- Exercise objective
Here are records with pictures in them. Copy all of them exactly and leave the pictures out.
[Begin]
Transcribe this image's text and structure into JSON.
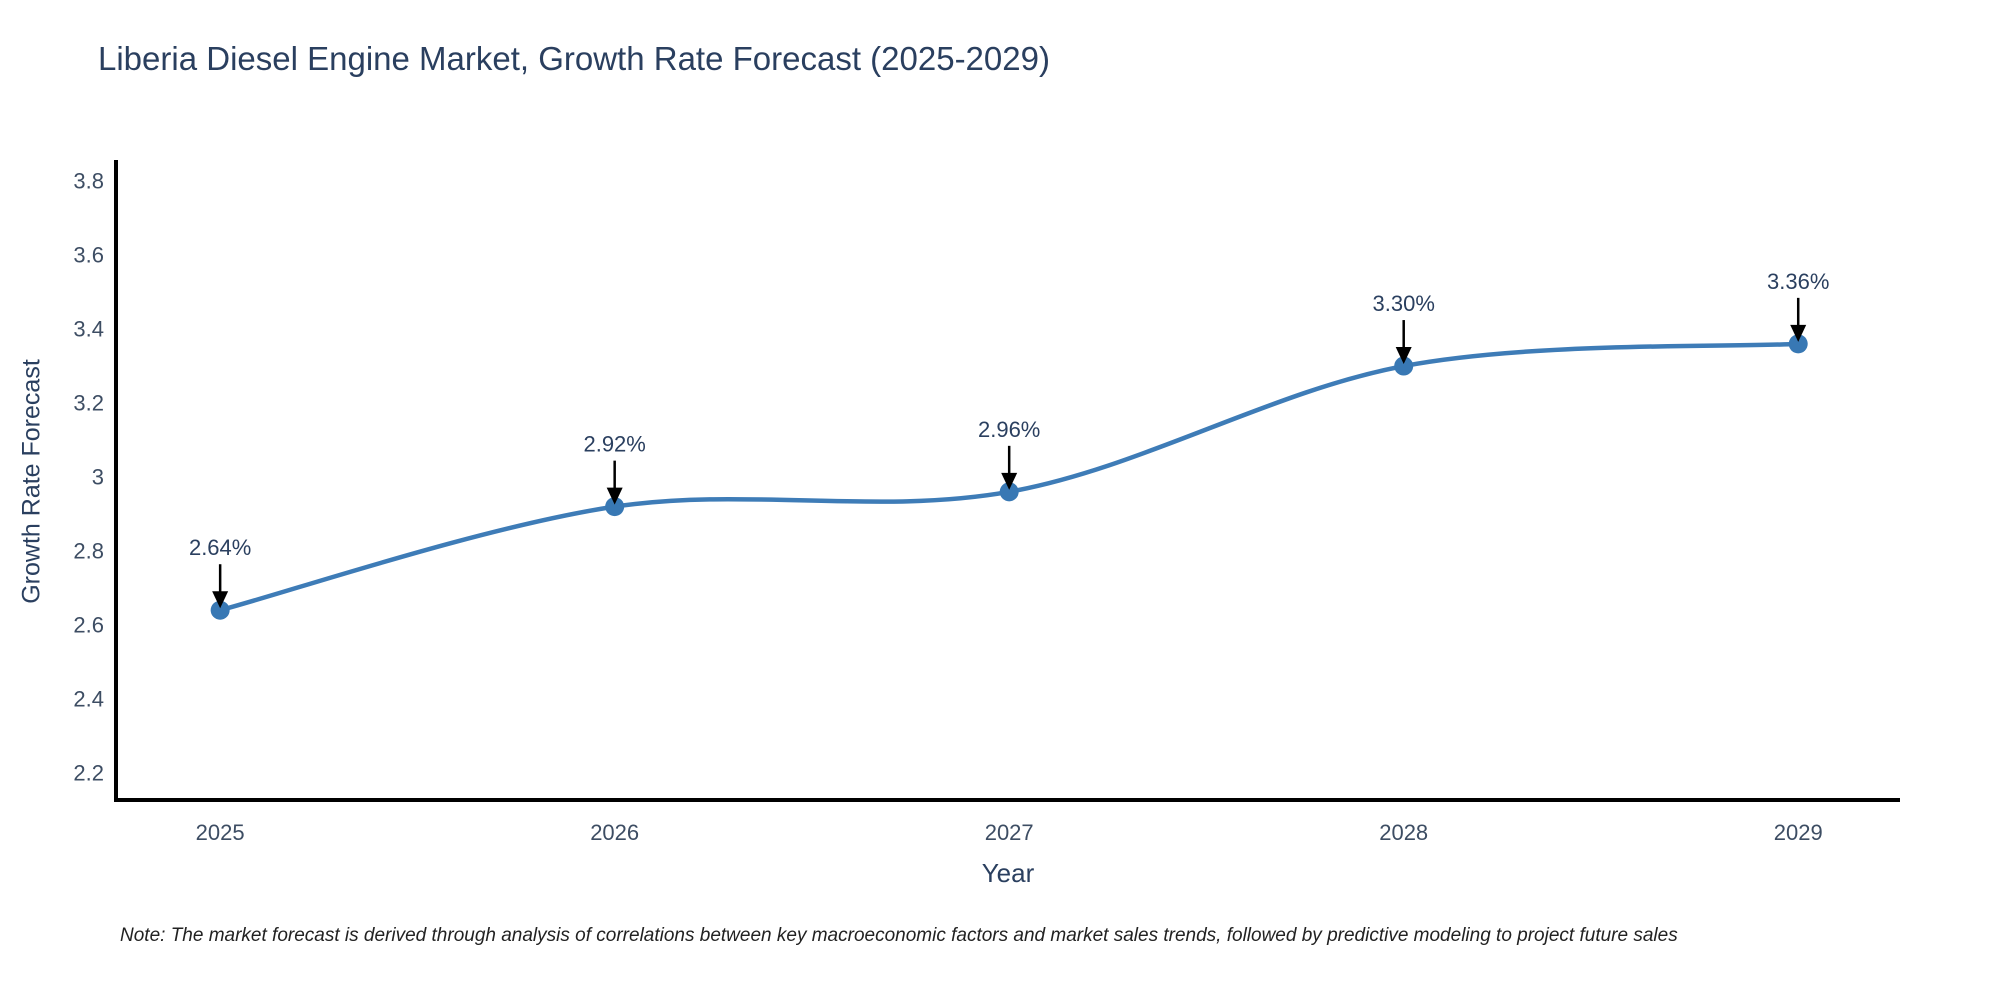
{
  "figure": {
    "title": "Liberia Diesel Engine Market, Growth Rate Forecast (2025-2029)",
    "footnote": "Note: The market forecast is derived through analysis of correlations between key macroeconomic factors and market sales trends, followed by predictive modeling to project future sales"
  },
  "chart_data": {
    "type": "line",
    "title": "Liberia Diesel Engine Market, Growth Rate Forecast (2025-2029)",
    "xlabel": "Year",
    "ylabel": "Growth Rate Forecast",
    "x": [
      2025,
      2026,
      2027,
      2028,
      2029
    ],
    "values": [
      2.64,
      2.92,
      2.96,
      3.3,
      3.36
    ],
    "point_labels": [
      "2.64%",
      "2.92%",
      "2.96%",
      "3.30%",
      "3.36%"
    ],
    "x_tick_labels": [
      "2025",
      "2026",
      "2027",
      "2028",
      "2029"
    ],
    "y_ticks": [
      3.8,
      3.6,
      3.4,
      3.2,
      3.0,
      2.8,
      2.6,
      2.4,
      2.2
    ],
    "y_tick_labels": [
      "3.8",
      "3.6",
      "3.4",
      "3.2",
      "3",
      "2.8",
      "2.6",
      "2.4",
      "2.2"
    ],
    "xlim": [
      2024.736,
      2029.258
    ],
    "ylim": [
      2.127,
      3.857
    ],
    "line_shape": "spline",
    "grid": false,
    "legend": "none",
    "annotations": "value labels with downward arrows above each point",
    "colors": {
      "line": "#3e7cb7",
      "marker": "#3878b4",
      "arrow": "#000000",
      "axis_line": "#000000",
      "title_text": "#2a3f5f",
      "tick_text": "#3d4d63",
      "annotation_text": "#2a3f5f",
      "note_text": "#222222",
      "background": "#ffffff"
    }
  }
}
[End]
- Solution to the exercise
Transcribe this image's text and structure into JSON.
{
  "figure": {
    "title": "Liberia Diesel Engine Market, Growth Rate Forecast (2025-2029)",
    "footnote": "Note: The market forecast is derived through analysis of correlations between key macroeconomic factors and market sales trends, followed by predictive modeling to project future sales"
  },
  "chart_data": {
    "type": "line",
    "title": "Liberia Diesel Engine Market, Growth Rate Forecast (2025-2029)",
    "xlabel": "Year",
    "ylabel": "Growth Rate Forecast",
    "x": [
      2025,
      2026,
      2027,
      2028,
      2029
    ],
    "values": [
      2.64,
      2.92,
      2.96,
      3.3,
      3.36
    ],
    "point_labels": [
      "2.64%",
      "2.92%",
      "2.96%",
      "3.30%",
      "3.36%"
    ],
    "x_tick_labels": [
      "2025",
      "2026",
      "2027",
      "2028",
      "2029"
    ],
    "y_ticks": [
      3.8,
      3.6,
      3.4,
      3.2,
      3.0,
      2.8,
      2.6,
      2.4,
      2.2
    ],
    "y_tick_labels": [
      "3.8",
      "3.6",
      "3.4",
      "3.2",
      "3",
      "2.8",
      "2.6",
      "2.4",
      "2.2"
    ],
    "xlim": [
      2024.736,
      2029.258
    ],
    "ylim": [
      2.127,
      3.857
    ],
    "line_shape": "spline",
    "grid": false,
    "legend": "none",
    "annotations": "value labels with downward arrows above each point",
    "colors": {
      "line": "#3e7cb7",
      "marker": "#3878b4",
      "arrow": "#000000",
      "axis_line": "#000000",
      "title_text": "#2a3f5f",
      "tick_text": "#3d4d63",
      "annotation_text": "#2a3f5f",
      "note_text": "#222222",
      "background": "#ffffff"
    }
  }
}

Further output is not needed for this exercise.